# Short problem
Return each line of the data below verbatim; pictures are to be left out.

** Begin **

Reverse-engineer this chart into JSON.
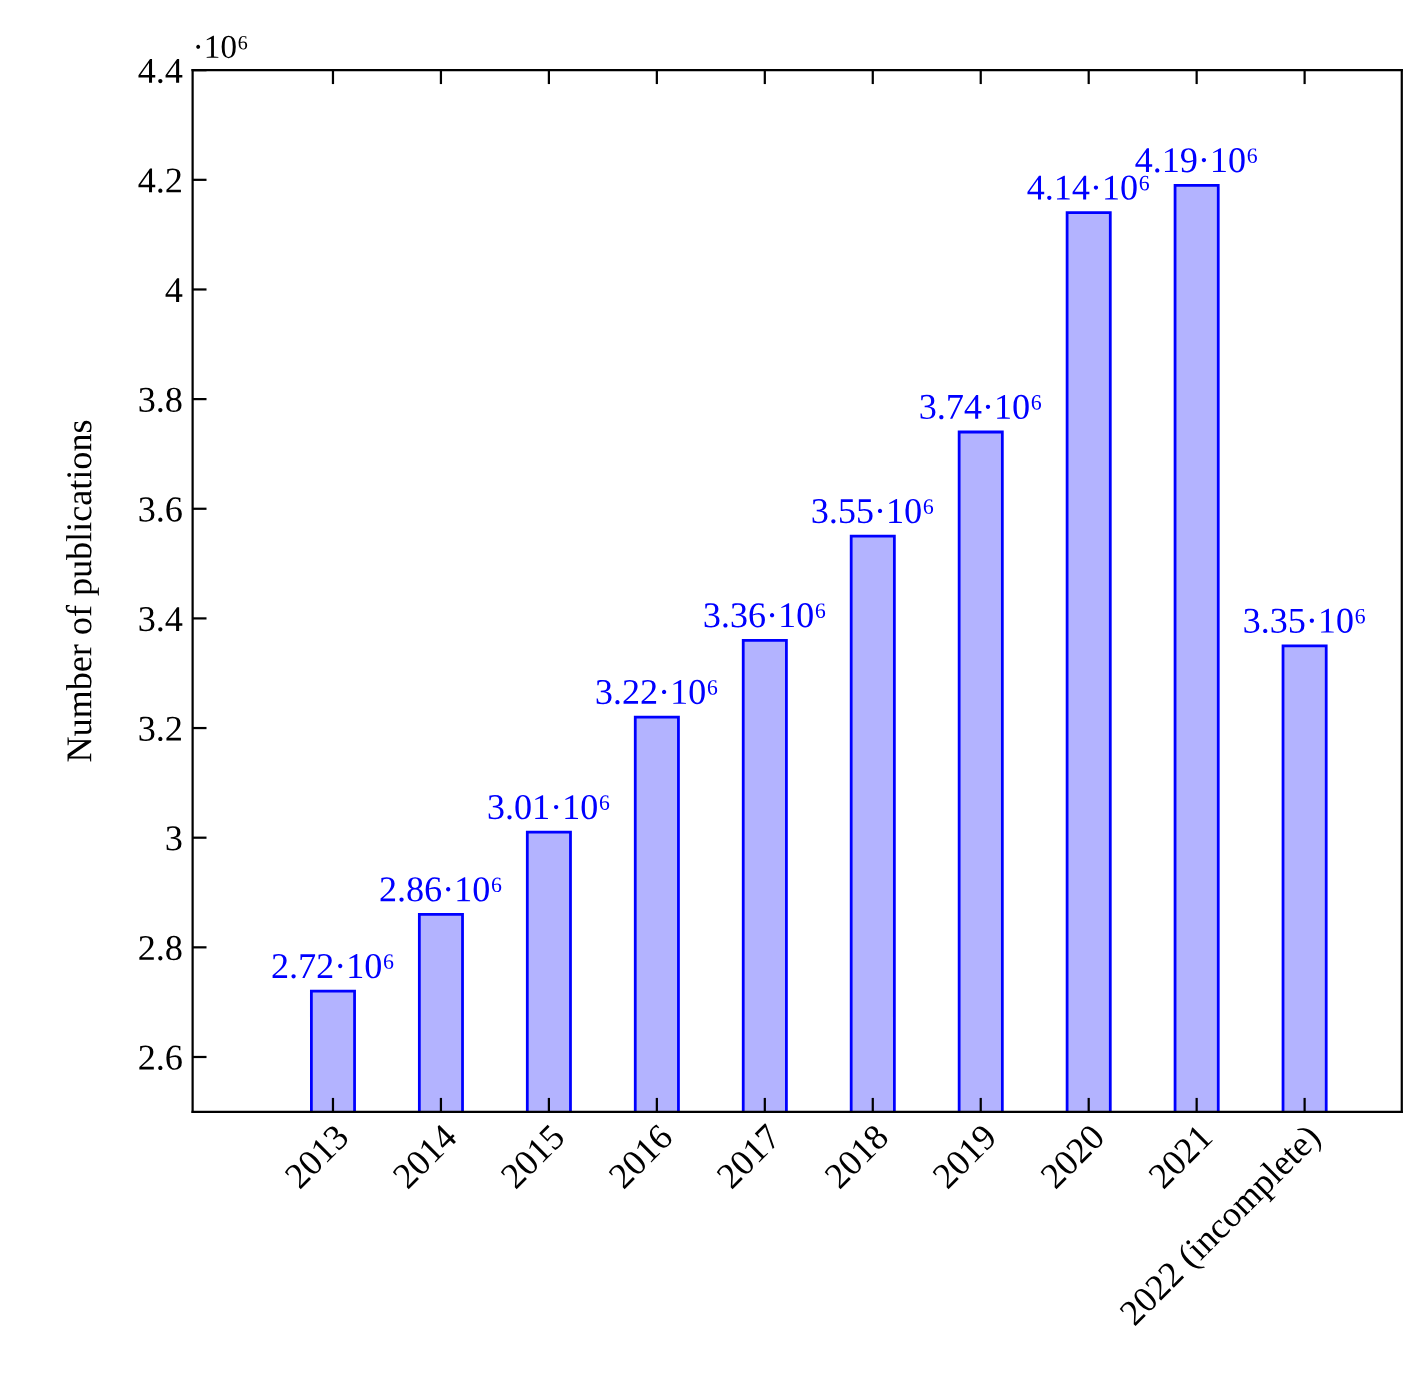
{
  "chart_data": {
    "type": "bar",
    "ylabel": "Number of publications",
    "categories": [
      "2013",
      "2014",
      "2015",
      "2016",
      "2017",
      "2018",
      "2019",
      "2020",
      "2021",
      "2022 (incomplete)"
    ],
    "values": [
      2.72,
      2.86,
      3.01,
      3.22,
      3.36,
      3.55,
      3.74,
      4.14,
      4.19,
      3.35
    ],
    "color": "#b3b3ff",
    "ylim": [
      2.5,
      4.4
    ],
    "yticks": [
      2.6,
      2.8,
      3,
      3.2,
      3.4,
      3.6,
      3.8,
      4,
      4.2,
      4.4
    ],
    "annotations": [
      "·10⁶",
      {
        "text": "2.72·10⁶",
        "x": "2013",
        "y": 2.72
      },
      {
        "text": "2.86·10⁶",
        "x": "2014",
        "y": 2.86
      },
      {
        "text": "3.01·10⁶",
        "x": "2015",
        "y": 3.01
      },
      {
        "text": "3.22·10⁶",
        "x": "2016",
        "y": 3.22
      },
      {
        "text": "3.36·10⁶",
        "x": "2017",
        "y": 3.36
      },
      {
        "text": "3.55·10⁶",
        "x": "2018",
        "y": 3.55
      },
      {
        "text": "3.74·10⁶",
        "x": "2019",
        "y": 3.74
      },
      {
        "text": "4.14·10⁶",
        "x": "2020",
        "y": 4.14
      },
      {
        "text": "4.19·10⁶",
        "x": "2021",
        "y": 4.19
      },
      {
        "text": "3.35·10⁶",
        "x": "2022 (incomplete)",
        "y": 3.35
      }
    ],
    "grid": false,
    "legend": false
  }
}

** End **

# Solution to this problem
Reverse-engineer this chart into JSON.
{
  "chart_data": {
    "type": "bar",
    "ylabel": "Number of publications",
    "categories": [
      "2013",
      "2014",
      "2015",
      "2016",
      "2017",
      "2018",
      "2019",
      "2020",
      "2021",
      "2022 (incomplete)"
    ],
    "values": [
      2.72,
      2.86,
      3.01,
      3.22,
      3.36,
      3.55,
      3.74,
      4.14,
      4.19,
      3.35
    ],
    "color": "#b3b3ff",
    "ylim": [
      2.5,
      4.4
    ],
    "yticks": [
      2.6,
      2.8,
      3,
      3.2,
      3.4,
      3.6,
      3.8,
      4,
      4.2,
      4.4
    ],
    "annotations": [
      "·10⁶",
      {
        "text": "2.72·10⁶",
        "x": "2013",
        "y": 2.72
      },
      {
        "text": "2.86·10⁶",
        "x": "2014",
        "y": 2.86
      },
      {
        "text": "3.01·10⁶",
        "x": "2015",
        "y": 3.01
      },
      {
        "text": "3.22·10⁶",
        "x": "2016",
        "y": 3.22
      },
      {
        "text": "3.36·10⁶",
        "x": "2017",
        "y": 3.36
      },
      {
        "text": "3.55·10⁶",
        "x": "2018",
        "y": 3.55
      },
      {
        "text": "3.74·10⁶",
        "x": "2019",
        "y": 3.74
      },
      {
        "text": "4.14·10⁶",
        "x": "2020",
        "y": 4.14
      },
      {
        "text": "4.19·10⁶",
        "x": "2021",
        "y": 4.19
      },
      {
        "text": "3.35·10⁶",
        "x": "2022 (incomplete)",
        "y": 3.35
      }
    ],
    "grid": false,
    "legend": false
  }
}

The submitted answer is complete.